Problem to work on ->
Rewrite the material below, substituting "activity-bar" for every "pulse-bar" and leaving everything else unchanged. Leave the pictures out of your answer.

══ Supplied material ══

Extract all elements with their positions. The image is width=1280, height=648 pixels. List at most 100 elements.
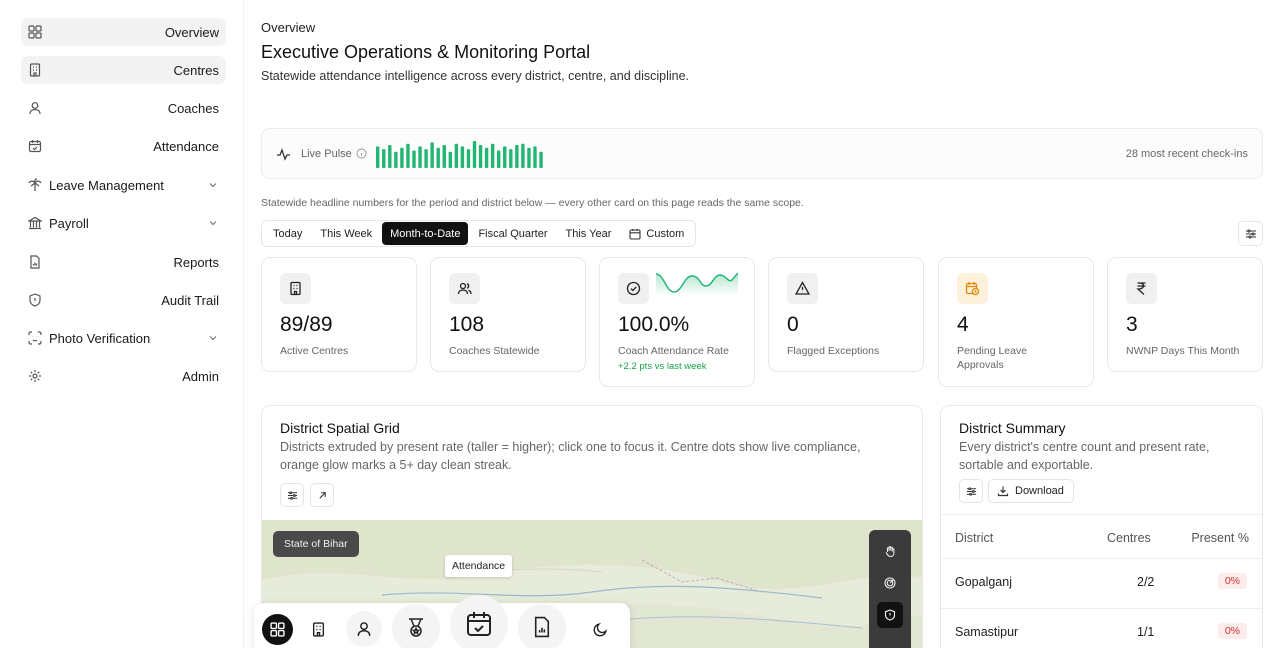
pulse-bar (515, 145, 519, 168)
kpi-label: Coach Attendance Rate (618, 345, 729, 357)
pulse-bar (430, 142, 434, 168)
landmark-icon (28, 216, 42, 230)
period-this-year[interactable]: This Year (558, 222, 620, 245)
map-tool-shield[interactable] (877, 602, 903, 628)
sidebar-item-centres[interactable]: Centres (21, 56, 226, 84)
pulse-bar (436, 147, 440, 168)
hand-icon (885, 546, 895, 557)
sidebar-item-coaches[interactable]: Coaches (21, 94, 226, 122)
pulse-bar (533, 146, 537, 168)
card-description: Districts extruded by present rate (tall… (280, 440, 861, 472)
kpi-badge (618, 273, 649, 304)
table-row[interactable]: Samastipur 1/1 0% (941, 609, 1262, 648)
radar-icon (884, 577, 896, 589)
pulse-bar (442, 145, 446, 168)
kpi-coach-attendance-rate[interactable]: 100.0% Coach Attendance Rate +2.2 pts vs… (599, 257, 755, 387)
pulse-bar (490, 143, 495, 168)
table-row[interactable]: Gopalganj 2/2 0% (941, 559, 1262, 609)
sidebar-item-label: Photo Verification (49, 330, 151, 346)
period-today[interactable]: Today (265, 222, 310, 245)
chevron-down-icon (209, 183, 217, 188)
kpi-value: 0 (787, 313, 799, 336)
column-district[interactable]: District (955, 531, 993, 545)
dock-awards-button[interactable] (392, 604, 440, 648)
cell-district: Samastipur (955, 625, 1019, 639)
live-pulse-label: Live Pulse (301, 148, 352, 160)
sidebar-item-label: Centres (173, 62, 219, 78)
period-month-to-date[interactable]: Month-to-Date (382, 222, 469, 245)
summary-table-header: District Centres Present % (941, 514, 1262, 559)
dock-reports-button[interactable] (518, 604, 566, 648)
period-fiscal-quarter[interactable]: Fiscal Quarter (470, 222, 555, 245)
kpi-badge (787, 273, 818, 304)
sliders-icon (1246, 229, 1256, 239)
kpi-pending-leave-approvals[interactable]: 4 Pending Leave Approvals (938, 257, 1094, 387)
dock-coaches-button[interactable] (346, 611, 382, 647)
info-icon[interactable] (356, 148, 367, 159)
sidebar-item-leave-management[interactable]: Leave Management (21, 171, 226, 199)
cell-centres: 2/2 (1137, 575, 1155, 589)
dock-theme-toggle[interactable] (585, 614, 616, 645)
kpi-label: Coaches Statewide (449, 345, 540, 357)
card-title: District Spatial Grid (280, 420, 400, 436)
map-tool-radar[interactable] (877, 570, 903, 596)
sliders-icon (287, 491, 298, 500)
column-centres[interactable]: Centres (1107, 531, 1151, 545)
sidebar-item-overview[interactable]: Overview (21, 18, 226, 46)
sidebar-item-label: Leave Management (49, 177, 164, 193)
pulse-bar (418, 146, 422, 168)
shield-icon (29, 293, 41, 307)
kpi-value: 4 (957, 313, 969, 336)
pulse-bar (394, 151, 398, 168)
user-icon (357, 622, 371, 636)
grid-expand-button[interactable] (310, 483, 334, 507)
dock-centres-button[interactable] (303, 614, 334, 645)
sidebar-item-photo-verification[interactable]: Photo Verification (21, 324, 226, 352)
pulse-bar (484, 147, 489, 168)
kpi-nwnp-days[interactable]: 3 NWNP Days This Month (1107, 257, 1263, 372)
kpi-label: Pending Leave Approvals (957, 345, 1028, 371)
building-icon (29, 63, 41, 77)
sidebar-item-reports[interactable]: Reports (21, 248, 226, 276)
palm-tree-icon (28, 178, 42, 191)
pulse-bar (478, 145, 483, 168)
map-tool-pan[interactable] (877, 538, 903, 564)
dock-attendance-button[interactable] (450, 595, 508, 648)
live-pulse-bar: Live Pulse 28 most recent check-ins (261, 128, 1263, 179)
kpi-flagged-exceptions[interactable]: 0 Flagged Exceptions (768, 257, 924, 372)
period-this-week[interactable]: This Week (312, 222, 380, 245)
column-present[interactable]: Present % (1191, 531, 1249, 545)
kpi-delta: +2.2 pts vs last week (618, 361, 707, 372)
file-chart-icon (534, 616, 550, 638)
sidebar-item-audit-trail[interactable]: Audit Trail (21, 286, 226, 314)
summary-settings-button[interactable] (959, 479, 983, 503)
sidebar-item-admin[interactable]: Admin (21, 362, 226, 390)
period-custom[interactable]: Custom (621, 222, 692, 245)
map-tooltip: Attendance (445, 555, 513, 577)
sidebar-item-label: Reports (173, 254, 219, 270)
grid-icon (28, 25, 42, 39)
pulse-bar (412, 150, 416, 168)
map-region-pill[interactable]: State of Bihar (273, 531, 359, 557)
kpi-active-centres[interactable]: 89/89 Active Centres (261, 257, 417, 372)
pulse-bar (503, 146, 507, 168)
pulse-sparkbars (376, 141, 543, 168)
pulse-bar (497, 150, 501, 168)
sidebar-item-label: Overview (164, 24, 219, 40)
download-button[interactable]: Download (988, 479, 1074, 503)
kpi-badge (280, 273, 311, 304)
filter-settings-button[interactable] (1238, 221, 1263, 246)
period-selector: Today This Week Month-to-Date Fiscal Qua… (261, 220, 697, 247)
kpi-coaches-statewide[interactable]: 108 Coaches Statewide (430, 257, 586, 372)
pulse-bar (454, 143, 459, 168)
sidebar-item-attendance[interactable]: Attendance (21, 132, 226, 160)
check-circle-icon (626, 281, 641, 296)
chevron-down-icon (209, 221, 217, 226)
sidebar-item-payroll[interactable]: Payroll (21, 209, 226, 237)
cell-centres: 1/1 (1137, 625, 1155, 639)
chevron-down-icon (209, 336, 217, 341)
gear-icon (29, 370, 41, 382)
dock-overview-button[interactable] (262, 614, 293, 645)
grid-settings-button[interactable] (280, 483, 304, 507)
pulse-bar (376, 146, 380, 168)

═══

Correct result ->
Extract all elements with their positions. The image is width=1280, height=648 pixels. List at most 100 elements.
activity-bar (515, 145, 519, 168)
kpi-label: Coach Attendance Rate (618, 345, 729, 357)
activity-bar (430, 142, 434, 168)
landmark-icon (28, 216, 42, 230)
period-this-year[interactable]: This Year (558, 222, 620, 245)
map-tool-shield[interactable] (877, 602, 903, 628)
sidebar-item-centres[interactable]: Centres (21, 56, 226, 84)
activity-bar (436, 147, 440, 168)
hand-icon (885, 546, 895, 557)
sidebar-item-coaches[interactable]: Coaches (21, 94, 226, 122)
activity-bar (533, 146, 537, 168)
card-description: Districts extruded by present rate (tall… (280, 440, 861, 472)
kpi-badge (618, 273, 649, 304)
table-row[interactable]: Samastipur 1/1 0% (941, 609, 1262, 648)
radar-icon (884, 577, 896, 589)
activity-bar (442, 145, 446, 168)
kpi-coach-attendance-rate[interactable]: 100.0% Coach Attendance Rate +2.2 pts vs… (599, 257, 755, 387)
activity-bar (490, 143, 495, 168)
table-row[interactable]: Gopalganj 2/2 0% (941, 559, 1262, 609)
sidebar-item-label: Photo Verification (49, 330, 151, 346)
period-today[interactable]: Today (265, 222, 310, 245)
chevron-down-icon (209, 183, 217, 188)
kpi-value: 0 (787, 313, 799, 336)
column-district[interactable]: District (955, 531, 993, 545)
dock-awards-button[interactable] (392, 604, 440, 648)
cell-district: Samastipur (955, 625, 1019, 639)
live-pulse-label: Live Pulse (301, 148, 352, 160)
sidebar-item-label: Centres (173, 62, 219, 78)
period-month-to-date[interactable]: Month-to-Date (382, 222, 469, 245)
summary-table-header: District Centres Present % (941, 514, 1262, 559)
dock-reports-button[interactable] (518, 604, 566, 648)
period-fiscal-quarter[interactable]: Fiscal Quarter (470, 222, 555, 245)
kpi-badge (787, 273, 818, 304)
sliders-icon (1246, 229, 1256, 239)
kpi-pending-leave-approvals[interactable]: 4 Pending Leave Approvals (938, 257, 1094, 387)
dock-coaches-button[interactable] (346, 611, 382, 647)
info-icon[interactable] (356, 148, 367, 159)
sidebar-item-leave-management[interactable]: Leave Management (21, 171, 226, 199)
cell-centres: 2/2 (1137, 575, 1155, 589)
dock-theme-toggle[interactable] (585, 614, 616, 645)
kpi-label: Coaches Statewide (449, 345, 540, 357)
card-title: District Spatial Grid (280, 420, 400, 436)
map-tool-radar[interactable] (877, 570, 903, 596)
sliders-icon (287, 491, 298, 500)
column-centres[interactable]: Centres (1107, 531, 1151, 545)
sidebar-item-overview[interactable]: Overview (21, 18, 226, 46)
sidebar-item-label: Leave Management (49, 177, 164, 193)
activity-bar (418, 146, 422, 168)
shield-icon (29, 293, 41, 307)
kpi-value: 4 (957, 313, 969, 336)
activity-bar (394, 151, 398, 168)
user-icon (357, 622, 371, 636)
grid-expand-button[interactable] (310, 483, 334, 507)
dock-centres-button[interactable] (303, 614, 334, 645)
sidebar-item-photo-verification[interactable]: Photo Verification (21, 324, 226, 352)
activity-bar (484, 147, 489, 168)
kpi-nwnp-days[interactable]: 3 NWNP Days This Month (1107, 257, 1263, 372)
kpi-label: Pending Leave Approvals (957, 345, 1028, 371)
building-icon (29, 63, 41, 77)
sidebar-item-reports[interactable]: Reports (21, 248, 226, 276)
palm-tree-icon (28, 178, 42, 191)
activity-bar (478, 145, 483, 168)
map-tool-pan[interactable] (877, 538, 903, 564)
dock-attendance-button[interactable] (450, 595, 508, 648)
live-activity-bar: Live Pulse 28 most recent check-ins (261, 128, 1263, 179)
kpi-flagged-exceptions[interactable]: 0 Flagged Exceptions (768, 257, 924, 372)
period-this-week[interactable]: This Week (312, 222, 380, 245)
column-present[interactable]: Present % (1191, 531, 1249, 545)
kpi-delta: +2.2 pts vs last week (618, 361, 707, 372)
file-chart-icon (534, 616, 550, 638)
sidebar-item-audit-trail[interactable]: Audit Trail (21, 286, 226, 314)
summary-settings-button[interactable] (959, 479, 983, 503)
sidebar-item-admin[interactable]: Admin (21, 362, 226, 390)
period-custom[interactable]: Custom (621, 222, 692, 245)
map-tooltip: Attendance (445, 555, 513, 577)
sidebar-item-label: Reports (173, 254, 219, 270)
grid-icon (28, 25, 42, 39)
activity-bar (412, 150, 416, 168)
map-region-pill[interactable]: State of Bihar (273, 531, 359, 557)
kpi-active-centres[interactable]: 89/89 Active Centres (261, 257, 417, 372)
activity-bar (503, 146, 507, 168)
pulse-sparkbars (376, 141, 543, 168)
activity-bar (497, 150, 501, 168)
sidebar-item-label: Overview (164, 24, 219, 40)
download-button[interactable]: Download (988, 479, 1074, 503)
kpi-badge (280, 273, 311, 304)
filter-settings-button[interactable] (1238, 221, 1263, 246)
period-selector: Today This Week Month-to-Date Fiscal Qua… (261, 220, 697, 247)
kpi-coaches-statewide[interactable]: 108 Coaches Statewide (430, 257, 586, 372)
activity-bar (454, 143, 459, 168)
sidebar-item-attendance[interactable]: Attendance (21, 132, 226, 160)
check-circle-icon (626, 281, 641, 296)
chevron-down-icon (209, 221, 217, 226)
sidebar-item-payroll[interactable]: Payroll (21, 209, 226, 237)
cell-centres: 1/1 (1137, 625, 1155, 639)
chevron-down-icon (209, 336, 217, 341)
gear-icon (29, 370, 41, 382)
dock-overview-button[interactable] (262, 614, 293, 645)
grid-settings-button[interactable] (280, 483, 304, 507)
activity-bar (376, 146, 380, 168)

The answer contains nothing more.